▸ **Given task**
Select, from the material below, each line with "name" in it.
[Begin Extracted data]
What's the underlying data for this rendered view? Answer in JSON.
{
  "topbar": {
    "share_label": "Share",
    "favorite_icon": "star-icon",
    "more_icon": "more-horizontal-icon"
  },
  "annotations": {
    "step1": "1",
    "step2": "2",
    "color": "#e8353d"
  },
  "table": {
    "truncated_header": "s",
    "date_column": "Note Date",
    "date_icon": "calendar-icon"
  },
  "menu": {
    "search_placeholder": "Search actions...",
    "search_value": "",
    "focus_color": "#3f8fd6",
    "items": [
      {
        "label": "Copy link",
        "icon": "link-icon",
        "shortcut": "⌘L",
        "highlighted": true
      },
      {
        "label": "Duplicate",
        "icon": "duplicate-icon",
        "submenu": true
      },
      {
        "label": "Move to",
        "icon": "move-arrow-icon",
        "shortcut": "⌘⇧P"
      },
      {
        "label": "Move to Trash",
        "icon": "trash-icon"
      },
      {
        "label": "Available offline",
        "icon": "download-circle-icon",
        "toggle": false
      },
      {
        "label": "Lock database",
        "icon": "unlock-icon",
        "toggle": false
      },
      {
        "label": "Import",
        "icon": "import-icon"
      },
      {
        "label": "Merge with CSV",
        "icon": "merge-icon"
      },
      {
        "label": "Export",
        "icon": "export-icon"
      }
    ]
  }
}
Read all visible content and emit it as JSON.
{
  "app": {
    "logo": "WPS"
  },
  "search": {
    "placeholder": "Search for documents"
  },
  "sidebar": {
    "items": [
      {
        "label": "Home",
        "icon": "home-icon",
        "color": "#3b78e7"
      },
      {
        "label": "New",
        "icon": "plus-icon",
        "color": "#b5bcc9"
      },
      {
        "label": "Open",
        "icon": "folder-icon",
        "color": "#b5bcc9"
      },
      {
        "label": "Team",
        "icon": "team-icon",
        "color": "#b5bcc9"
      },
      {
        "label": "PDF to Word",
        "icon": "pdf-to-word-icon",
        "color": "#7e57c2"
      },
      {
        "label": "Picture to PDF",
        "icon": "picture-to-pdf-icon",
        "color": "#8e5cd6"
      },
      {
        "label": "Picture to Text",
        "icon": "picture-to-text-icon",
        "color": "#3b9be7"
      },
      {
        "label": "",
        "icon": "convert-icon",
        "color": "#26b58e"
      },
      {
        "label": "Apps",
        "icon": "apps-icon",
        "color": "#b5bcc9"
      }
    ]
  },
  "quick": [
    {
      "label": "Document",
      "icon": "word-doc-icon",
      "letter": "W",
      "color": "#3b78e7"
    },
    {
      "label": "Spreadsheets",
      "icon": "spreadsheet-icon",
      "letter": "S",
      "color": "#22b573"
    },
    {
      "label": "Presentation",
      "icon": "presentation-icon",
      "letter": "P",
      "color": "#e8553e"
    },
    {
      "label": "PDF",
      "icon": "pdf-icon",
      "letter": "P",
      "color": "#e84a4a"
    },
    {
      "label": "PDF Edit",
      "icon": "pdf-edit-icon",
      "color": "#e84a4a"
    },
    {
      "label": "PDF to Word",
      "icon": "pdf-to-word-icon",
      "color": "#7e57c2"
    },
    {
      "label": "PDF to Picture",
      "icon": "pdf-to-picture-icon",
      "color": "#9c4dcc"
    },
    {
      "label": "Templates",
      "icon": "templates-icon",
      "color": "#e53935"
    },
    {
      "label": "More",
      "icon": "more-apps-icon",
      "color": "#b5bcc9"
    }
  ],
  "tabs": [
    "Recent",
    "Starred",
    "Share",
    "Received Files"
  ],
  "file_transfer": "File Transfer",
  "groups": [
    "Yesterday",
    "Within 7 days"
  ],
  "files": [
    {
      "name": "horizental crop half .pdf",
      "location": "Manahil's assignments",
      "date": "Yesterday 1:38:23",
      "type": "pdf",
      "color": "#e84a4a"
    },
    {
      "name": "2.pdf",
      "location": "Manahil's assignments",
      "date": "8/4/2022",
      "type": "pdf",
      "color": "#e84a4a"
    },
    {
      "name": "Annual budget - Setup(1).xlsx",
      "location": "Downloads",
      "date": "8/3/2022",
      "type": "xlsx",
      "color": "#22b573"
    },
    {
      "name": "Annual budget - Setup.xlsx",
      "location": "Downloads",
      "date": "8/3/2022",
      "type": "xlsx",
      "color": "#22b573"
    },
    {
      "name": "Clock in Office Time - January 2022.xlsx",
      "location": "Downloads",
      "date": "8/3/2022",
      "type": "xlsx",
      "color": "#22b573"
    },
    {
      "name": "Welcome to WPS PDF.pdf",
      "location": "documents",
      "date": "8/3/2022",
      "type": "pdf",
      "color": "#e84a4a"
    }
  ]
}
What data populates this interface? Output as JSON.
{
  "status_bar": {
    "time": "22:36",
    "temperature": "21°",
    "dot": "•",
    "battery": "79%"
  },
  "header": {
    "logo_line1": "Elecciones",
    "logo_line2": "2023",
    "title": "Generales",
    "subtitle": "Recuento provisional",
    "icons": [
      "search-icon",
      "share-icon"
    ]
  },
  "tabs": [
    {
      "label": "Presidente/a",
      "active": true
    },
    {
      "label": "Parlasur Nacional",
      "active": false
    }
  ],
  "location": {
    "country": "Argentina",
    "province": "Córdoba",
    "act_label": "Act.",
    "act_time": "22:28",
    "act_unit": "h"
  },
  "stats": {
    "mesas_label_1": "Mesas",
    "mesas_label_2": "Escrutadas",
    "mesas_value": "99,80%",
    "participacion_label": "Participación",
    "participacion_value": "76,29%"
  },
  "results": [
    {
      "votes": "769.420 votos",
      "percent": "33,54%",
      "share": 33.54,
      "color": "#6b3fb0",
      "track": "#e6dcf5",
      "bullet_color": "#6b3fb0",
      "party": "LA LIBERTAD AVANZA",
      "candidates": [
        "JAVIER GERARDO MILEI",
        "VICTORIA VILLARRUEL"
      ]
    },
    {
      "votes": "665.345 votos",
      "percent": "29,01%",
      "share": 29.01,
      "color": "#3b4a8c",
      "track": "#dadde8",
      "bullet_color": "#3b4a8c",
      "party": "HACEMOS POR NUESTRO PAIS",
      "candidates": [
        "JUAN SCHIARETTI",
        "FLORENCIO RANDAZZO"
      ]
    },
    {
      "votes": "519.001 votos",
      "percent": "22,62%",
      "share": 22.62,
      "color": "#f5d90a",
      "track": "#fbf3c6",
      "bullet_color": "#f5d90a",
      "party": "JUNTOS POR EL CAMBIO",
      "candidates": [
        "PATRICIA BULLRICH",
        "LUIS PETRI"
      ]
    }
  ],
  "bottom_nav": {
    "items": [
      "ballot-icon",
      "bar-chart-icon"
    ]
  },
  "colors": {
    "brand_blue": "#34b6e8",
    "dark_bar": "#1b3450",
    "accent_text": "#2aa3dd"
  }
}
[End Extracted data]
▸ **Expected answer**
      "name": "horizental crop half .pdf",
      "name": "2.pdf",
      "name": "Annual budget - Setup(1).xlsx",
      "name": "Annual budget - Setup.xlsx",
      "name": "Clock in Office Time - January 2022.xlsx",
      "name": "Welcome to WPS PDF.pdf",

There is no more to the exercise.